---------- SUPPLIED RECORDS

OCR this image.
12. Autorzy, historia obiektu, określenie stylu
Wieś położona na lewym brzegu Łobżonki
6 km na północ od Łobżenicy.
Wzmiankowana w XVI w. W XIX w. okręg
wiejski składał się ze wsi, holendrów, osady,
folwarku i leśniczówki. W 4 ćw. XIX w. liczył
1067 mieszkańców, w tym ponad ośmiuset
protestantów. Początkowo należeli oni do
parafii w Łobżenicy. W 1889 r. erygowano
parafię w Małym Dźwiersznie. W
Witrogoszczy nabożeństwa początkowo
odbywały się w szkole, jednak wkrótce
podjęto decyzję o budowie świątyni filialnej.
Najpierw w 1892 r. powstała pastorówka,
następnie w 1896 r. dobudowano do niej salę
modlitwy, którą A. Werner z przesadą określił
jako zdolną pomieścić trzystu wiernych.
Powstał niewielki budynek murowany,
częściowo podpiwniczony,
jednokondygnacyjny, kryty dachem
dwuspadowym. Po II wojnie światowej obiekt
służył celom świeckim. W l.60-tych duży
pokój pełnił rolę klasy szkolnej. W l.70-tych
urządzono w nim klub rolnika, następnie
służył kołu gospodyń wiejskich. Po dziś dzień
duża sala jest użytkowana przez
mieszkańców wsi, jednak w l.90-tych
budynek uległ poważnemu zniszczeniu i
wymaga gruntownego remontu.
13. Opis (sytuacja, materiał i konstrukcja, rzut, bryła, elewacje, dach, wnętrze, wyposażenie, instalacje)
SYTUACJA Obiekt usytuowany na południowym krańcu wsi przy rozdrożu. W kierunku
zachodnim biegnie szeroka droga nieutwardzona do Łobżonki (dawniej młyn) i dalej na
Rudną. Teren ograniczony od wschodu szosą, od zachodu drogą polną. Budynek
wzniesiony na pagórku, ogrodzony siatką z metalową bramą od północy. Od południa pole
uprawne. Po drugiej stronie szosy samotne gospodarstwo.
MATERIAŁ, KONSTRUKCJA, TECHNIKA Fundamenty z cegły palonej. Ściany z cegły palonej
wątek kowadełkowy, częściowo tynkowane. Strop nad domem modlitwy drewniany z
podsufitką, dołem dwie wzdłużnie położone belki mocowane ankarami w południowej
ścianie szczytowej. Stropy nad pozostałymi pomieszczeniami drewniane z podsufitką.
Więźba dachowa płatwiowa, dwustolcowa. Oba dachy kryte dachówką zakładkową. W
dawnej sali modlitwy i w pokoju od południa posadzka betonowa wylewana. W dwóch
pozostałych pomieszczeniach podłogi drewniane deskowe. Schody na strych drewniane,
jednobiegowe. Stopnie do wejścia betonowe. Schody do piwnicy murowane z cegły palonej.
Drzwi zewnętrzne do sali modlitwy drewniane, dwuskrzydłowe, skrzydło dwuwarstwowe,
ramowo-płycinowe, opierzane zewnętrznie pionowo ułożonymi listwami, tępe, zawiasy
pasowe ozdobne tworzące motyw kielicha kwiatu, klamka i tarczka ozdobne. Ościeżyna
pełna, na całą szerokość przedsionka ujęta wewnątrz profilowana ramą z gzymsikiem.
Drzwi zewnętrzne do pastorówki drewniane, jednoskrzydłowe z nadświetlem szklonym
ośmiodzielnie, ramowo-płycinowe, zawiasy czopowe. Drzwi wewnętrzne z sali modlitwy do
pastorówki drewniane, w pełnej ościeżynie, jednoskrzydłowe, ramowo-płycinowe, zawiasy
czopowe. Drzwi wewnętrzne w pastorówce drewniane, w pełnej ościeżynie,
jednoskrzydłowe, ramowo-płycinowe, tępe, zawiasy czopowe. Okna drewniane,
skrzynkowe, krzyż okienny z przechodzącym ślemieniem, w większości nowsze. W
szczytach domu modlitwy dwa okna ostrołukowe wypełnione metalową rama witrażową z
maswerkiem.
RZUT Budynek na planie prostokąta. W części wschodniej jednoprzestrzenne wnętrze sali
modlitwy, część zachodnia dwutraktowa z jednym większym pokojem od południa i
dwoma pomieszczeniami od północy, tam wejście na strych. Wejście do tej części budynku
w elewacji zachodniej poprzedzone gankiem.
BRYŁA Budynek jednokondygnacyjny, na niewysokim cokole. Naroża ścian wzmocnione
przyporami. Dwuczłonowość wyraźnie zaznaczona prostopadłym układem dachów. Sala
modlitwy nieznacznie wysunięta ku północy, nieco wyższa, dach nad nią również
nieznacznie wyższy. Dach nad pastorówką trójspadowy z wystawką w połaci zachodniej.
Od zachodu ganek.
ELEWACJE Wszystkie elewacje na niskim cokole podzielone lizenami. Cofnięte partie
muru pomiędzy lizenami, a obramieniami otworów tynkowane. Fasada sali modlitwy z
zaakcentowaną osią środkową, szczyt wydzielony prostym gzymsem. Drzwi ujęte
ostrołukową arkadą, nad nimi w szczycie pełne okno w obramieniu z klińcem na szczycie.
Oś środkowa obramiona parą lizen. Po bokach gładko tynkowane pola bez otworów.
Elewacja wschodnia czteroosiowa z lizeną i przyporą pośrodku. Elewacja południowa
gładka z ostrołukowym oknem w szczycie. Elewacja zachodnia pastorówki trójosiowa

--------------------

Repeat each of the entries above precisely as given.

- FINISHED ANSWER
OCR this image.
12. Autorzy, historia obiektu, określenie stylu
Wieś położona na lewym brzegu Łobżonki
6 km na północ od Łobżenicy.
Wzmiankowana w XVI w. W XIX w. okręg
wiejski składał się ze wsi, holendrów, osady,
folwarku i leśniczówki. W 4 ćw. XIX w. liczył
1067 mieszkańców, w tym ponad ośmiuset
protestantów. Początkowo należeli oni do
parafii w Łobżenicy. W 1889 r. erygowano
parafię w Małym Dźwiersznie. W
Witrogoszczy nabożeństwa początkowo
odbywały się w szkole, jednak wkrótce
podjęto decyzję o budowie świątyni filialnej.
Najpierw w 1892 r. powstała pastorówka,
następnie w 1896 r. dobudowano do niej salę
modlitwy, którą A. Werner z przesadą określił
jako zdolną pomieścić trzystu wiernych.
Powstał niewielki budynek murowany,
częściowo podpiwniczony,
jednokondygnacyjny, kryty dachem
dwuspadowym. Po II wojnie światowej obiekt
służył celom świeckim. W l.60-tych duży
pokój pełnił rolę klasy szkolnej. W l.70-tych
urządzono w nim klub rolnika, następnie
służył kołu gospodyń wiejskich. Po dziś dzień
duża sala jest użytkowana przez
mieszkańców wsi, jednak w l.90-tych
budynek uległ poważnemu zniszczeniu i
wymaga gruntownego remontu.
13. Opis (sytuacja, materiał i konstrukcja, rzut, bryła, elewacje, dach, wnętrze, wyposażenie, instalacje)
SYTUACJA Obiekt usytuowany na południowym krańcu wsi przy rozdrożu. W kierunku
zachodnim biegnie szeroka droga nieutwardzona do Łobżonki (dawniej młyn) i dalej na
Rudną. Teren ograniczony od wschodu szosą, od zachodu drogą polną. Budynek
wzniesiony na pagórku, ogrodzony siatką z metalową bramą od północy. Od południa pole
uprawne. Po drugiej stronie szosy samotne gospodarstwo.
MATERIAŁ, KONSTRUKCJA, TECHNIKA Fundamenty z cegły palonej. Ściany z cegły palonej
wątek kowadełkowy, częściowo tynkowane. Strop nad domem modlitwy drewniany z
podsufitką, dołem dwie wzdłużnie położone belki mocowane ankarami w południowej
ścianie szczytowej. Stropy nad pozostałymi pomieszczeniami drewniane z podsufitką.
Więźba dachowa płatwiowa, dwustolcowa. Oba dachy kryte dachówką zakładkową. W
dawnej sali modlitwy i w pokoju od południa posadzka betonowa wylewana. W dwóch
pozostałych pomieszczeniach podłogi drewniane deskowe. Schody na strych drewniane,
jednobiegowe. Stopnie do wejścia betonowe. Schody do piwnicy murowane z cegły palonej.
Drzwi zewnętrzne do sali modlitwy drewniane, dwuskrzydłowe, skrzydło dwuwarstwowe,
ramowo-płycinowe, opierzane zewnętrznie pionowo ułożonymi listwami, tępe, zawiasy
pasowe ozdobne tworzące motyw kielicha kwiatu, klamka i tarczka ozdobne. Ościeżyna
pełna, na całą szerokość przedsionka ujęta wewnątrz profilowana ramą z gzymsikiem.
Drzwi zewnętrzne do pastorówki drewniane, jednoskrzydłowe z nadświetlem szklonym
ośmiodzielnie, ramowo-płycinowe, zawiasy czopowe. Drzwi wewnętrzne z sali modlitwy do
pastorówki drewniane, w pełnej ościeżynie, jednoskrzydłowe, ramowo-płycinowe, zawiasy
czopowe. Drzwi wewnętrzne w pastorówce drewniane, w pełnej ościeżynie,
jednoskrzydłowe, ramowo-płycinowe, tępe, zawiasy czopowe. Okna drewniane,
skrzynkowe, krzyż okienny z przechodzącym ślemieniem, w większości nowsze. W
szczytach domu modlitwy dwa okna ostrołukowe wypełnione metalową rama witrażową z
maswerkiem.
RZUT Budynek na planie prostokąta. W części wschodniej jednoprzestrzenne wnętrze sali
modlitwy, część zachodnia dwutraktowa z jednym większym pokojem od południa i
dwoma pomieszczeniami od północy, tam wejście na strych. Wejście do tej części budynku
w elewacji zachodniej poprzedzone gankiem.
BRYŁA Budynek jednokondygnacyjny, na niewysokim cokole. Naroża ścian wzmocnione
przyporami. Dwuczłonowość wyraźnie zaznaczona prostopadłym układem dachów. Sala
modlitwy nieznacznie wysunięta ku północy, nieco wyższa, dach nad nią również
nieznacznie wyższy. Dach nad pastorówką trójspadowy z wystawką w połaci zachodniej.
Od zachodu ganek.
ELEWACJE Wszystkie elewacje na niskim cokole podzielone lizenami. Cofnięte partie
muru pomiędzy lizenami, a obramieniami otworów tynkowane. Fasada sali modlitwy z
zaakcentowaną osią środkową, szczyt wydzielony prostym gzymsem. Drzwi ujęte
ostrołukową arkadą, nad nimi w szczycie pełne okno w obramieniu z klińcem na szczycie.
Oś środkowa obramiona parą lizen. Po bokach gładko tynkowane pola bez otworów.
Elewacja wschodnia czteroosiowa z lizeną i przyporą pośrodku. Elewacja południowa
gładka z ostrołukowym oknem w szczycie. Elewacja zachodnia pastorówki trójosiowa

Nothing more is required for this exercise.